*Tarefas a realizar*.
a. Reproduza do excerto sobre Liu Xiaobo o trecho que vai de "A Cruz Vermelha" até "ao The Guardian.".
b. No excerto sobre Liu Xiaobo, quantas pessoas terão morrido nos confrontos, segundo a Cruz Vermelha chinesa?
c. Enumere as três coisas que, de acordo com o excerto sobre Liu Xiaobo, nunca aconteceram a Xia.

*Excerto do texto*.
┌────────
Foram levadas a cabo por cerca de 5000 estudantes, vindos de vários grupos intelectuais e trabalhistas e visavam uma pacífica reforma política e económica.

O governo chinês decretou a lei marcial a 20 de maio e a 4 de junho respondeu com tanques e infantaria do exército.

A Cruz Vermelha chinesa aponta que cerca de 2600 pessoas terão morrido nos confrontos.

Liu Xiaobo é descrito na sua juventude por Yu Jie como um jovem “brilhante, intelectual e um mulherengo” que sempre encontrava tempo para a vida boémia, mesmo no decorrer dos grandes protestos de 1989, na Praça da Paz Celestial, onde foi detido.

O casamento de Xiaobo terminou nesse ano. O dela terminaria pouco depois. Ficaram juntos mal Xiaobo foi libertado.

“Encontrei toda a beleza do mundo nesta mulher.”

Mas ao dar uma mão a um ativista democrático na China, Xia uniu-se a um futuro incerto e perigoso. E ela sabia-o: nunca foi acusada de nenhum crime, nunca entrou num tribunal e nunca foi julgada mas “quando escolhes viver com uma pessoa assim, e mesmo que não queiras saber de política, a política vai querer saber de ti”, contou ao The Guardian.

“Quero casar com aquele inimigo da pátria!”

Era segunda-feira, 8 de dezembro de 2008. Passavam poucos minutos das 23h00 quando Liu Xia ouviu um bater forte na porta do seu apartamento. Um grupo de agentes da autoridade entraram pela casa dentro, com um mandado de captura com o nome de Xiaobo “acabado de imprimir”, explicou. “Suspeito do crime de _________“, lia-se.
└────────
*Registos listados*.
┌────────
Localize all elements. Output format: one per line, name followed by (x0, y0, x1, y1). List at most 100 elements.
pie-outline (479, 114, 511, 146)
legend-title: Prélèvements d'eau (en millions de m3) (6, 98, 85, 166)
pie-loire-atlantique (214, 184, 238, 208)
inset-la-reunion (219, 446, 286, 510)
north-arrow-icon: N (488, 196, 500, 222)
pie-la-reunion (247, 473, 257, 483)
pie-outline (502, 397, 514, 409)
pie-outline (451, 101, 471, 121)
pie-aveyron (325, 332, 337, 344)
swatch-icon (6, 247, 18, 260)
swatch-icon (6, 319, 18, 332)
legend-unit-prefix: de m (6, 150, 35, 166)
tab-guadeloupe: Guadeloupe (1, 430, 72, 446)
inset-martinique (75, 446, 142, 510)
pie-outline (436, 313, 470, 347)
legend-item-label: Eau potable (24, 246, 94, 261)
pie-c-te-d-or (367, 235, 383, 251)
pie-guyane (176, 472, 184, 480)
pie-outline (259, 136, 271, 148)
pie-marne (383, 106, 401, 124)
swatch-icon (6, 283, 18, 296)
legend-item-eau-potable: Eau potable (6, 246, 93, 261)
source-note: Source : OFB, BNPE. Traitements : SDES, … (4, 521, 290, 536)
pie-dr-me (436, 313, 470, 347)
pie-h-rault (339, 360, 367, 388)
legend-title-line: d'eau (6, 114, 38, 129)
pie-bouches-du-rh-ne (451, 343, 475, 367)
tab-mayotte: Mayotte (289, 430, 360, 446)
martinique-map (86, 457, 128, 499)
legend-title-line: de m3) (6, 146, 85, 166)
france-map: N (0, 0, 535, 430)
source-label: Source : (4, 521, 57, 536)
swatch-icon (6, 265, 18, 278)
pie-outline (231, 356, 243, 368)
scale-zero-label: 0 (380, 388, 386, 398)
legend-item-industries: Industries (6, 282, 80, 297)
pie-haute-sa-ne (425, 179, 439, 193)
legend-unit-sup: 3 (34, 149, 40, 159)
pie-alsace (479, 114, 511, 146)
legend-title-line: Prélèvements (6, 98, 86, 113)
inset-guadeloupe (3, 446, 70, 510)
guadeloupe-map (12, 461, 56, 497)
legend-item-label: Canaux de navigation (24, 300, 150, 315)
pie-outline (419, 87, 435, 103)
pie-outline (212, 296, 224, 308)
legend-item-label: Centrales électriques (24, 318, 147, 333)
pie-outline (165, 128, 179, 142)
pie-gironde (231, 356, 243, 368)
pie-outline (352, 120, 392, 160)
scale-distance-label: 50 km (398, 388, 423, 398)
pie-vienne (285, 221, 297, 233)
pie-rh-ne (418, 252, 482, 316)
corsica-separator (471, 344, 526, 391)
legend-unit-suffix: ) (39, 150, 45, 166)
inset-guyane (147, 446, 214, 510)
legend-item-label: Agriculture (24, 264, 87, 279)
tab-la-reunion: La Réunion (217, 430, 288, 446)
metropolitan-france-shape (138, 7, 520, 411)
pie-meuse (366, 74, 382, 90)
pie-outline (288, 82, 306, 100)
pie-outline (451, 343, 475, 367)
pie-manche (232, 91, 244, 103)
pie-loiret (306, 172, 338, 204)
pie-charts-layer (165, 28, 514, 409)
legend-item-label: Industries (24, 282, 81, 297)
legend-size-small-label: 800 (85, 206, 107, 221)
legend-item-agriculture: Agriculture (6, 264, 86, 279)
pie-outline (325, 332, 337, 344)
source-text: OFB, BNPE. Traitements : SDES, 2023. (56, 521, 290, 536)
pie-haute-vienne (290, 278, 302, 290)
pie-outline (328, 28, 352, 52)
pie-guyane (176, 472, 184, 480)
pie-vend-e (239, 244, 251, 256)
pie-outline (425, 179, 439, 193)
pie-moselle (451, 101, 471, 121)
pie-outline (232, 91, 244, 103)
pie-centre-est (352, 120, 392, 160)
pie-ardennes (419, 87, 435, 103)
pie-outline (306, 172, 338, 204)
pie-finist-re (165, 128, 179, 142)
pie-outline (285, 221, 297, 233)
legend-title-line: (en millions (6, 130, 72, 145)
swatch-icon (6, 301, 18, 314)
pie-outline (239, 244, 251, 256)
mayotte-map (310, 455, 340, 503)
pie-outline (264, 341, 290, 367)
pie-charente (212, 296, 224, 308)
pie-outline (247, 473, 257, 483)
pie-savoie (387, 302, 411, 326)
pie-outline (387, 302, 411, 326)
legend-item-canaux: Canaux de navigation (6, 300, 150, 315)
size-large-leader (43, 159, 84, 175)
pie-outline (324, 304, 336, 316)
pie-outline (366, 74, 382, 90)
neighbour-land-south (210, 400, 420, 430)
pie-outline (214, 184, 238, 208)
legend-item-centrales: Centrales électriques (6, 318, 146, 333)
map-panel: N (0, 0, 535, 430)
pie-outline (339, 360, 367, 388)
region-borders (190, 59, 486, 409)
└────────
*Respostas por tarefa*.
a.
A Cruz Vermelha chinesa aponta que cerca de 2600 pessoas terão morrido nos confrontos.

Liu Xiaobo é descrito na sua juventude por Yu Jie como um jovem “brilhante, intelectual e um mulherengo” que sempre encontrava tempo para a vida boémia, mesmo no decorrer dos grandes protestos de 1989, na Praça da Paz Celestial, onde foi detido.

O casamento de Xiaobo terminou nesse ano. O dela terminaria pouco depois. Ficaram juntos mal Xiaobo foi libertado.

“Encontrei toda a beleza do mundo nesta mulher.”

Mas ao dar uma mão a um ativista democrático na China, Xia uniu-se a um futuro incerto e perigoso. E ela sabia-o: nunca foi acusada de nenhum crime, nunca entrou num tribunal e nunca foi julgada mas “quando escolhes viver com uma pessoa assim, e mesmo que não queiras saber de política, a política vai querer saber de ti”, contou ao The Guardian.

b. Cerca de 2600 pessoas.

c.
- Nunca foi acusada de nenhum crime.
- Nunca entrou num tribunal.
- Nunca foi julgada.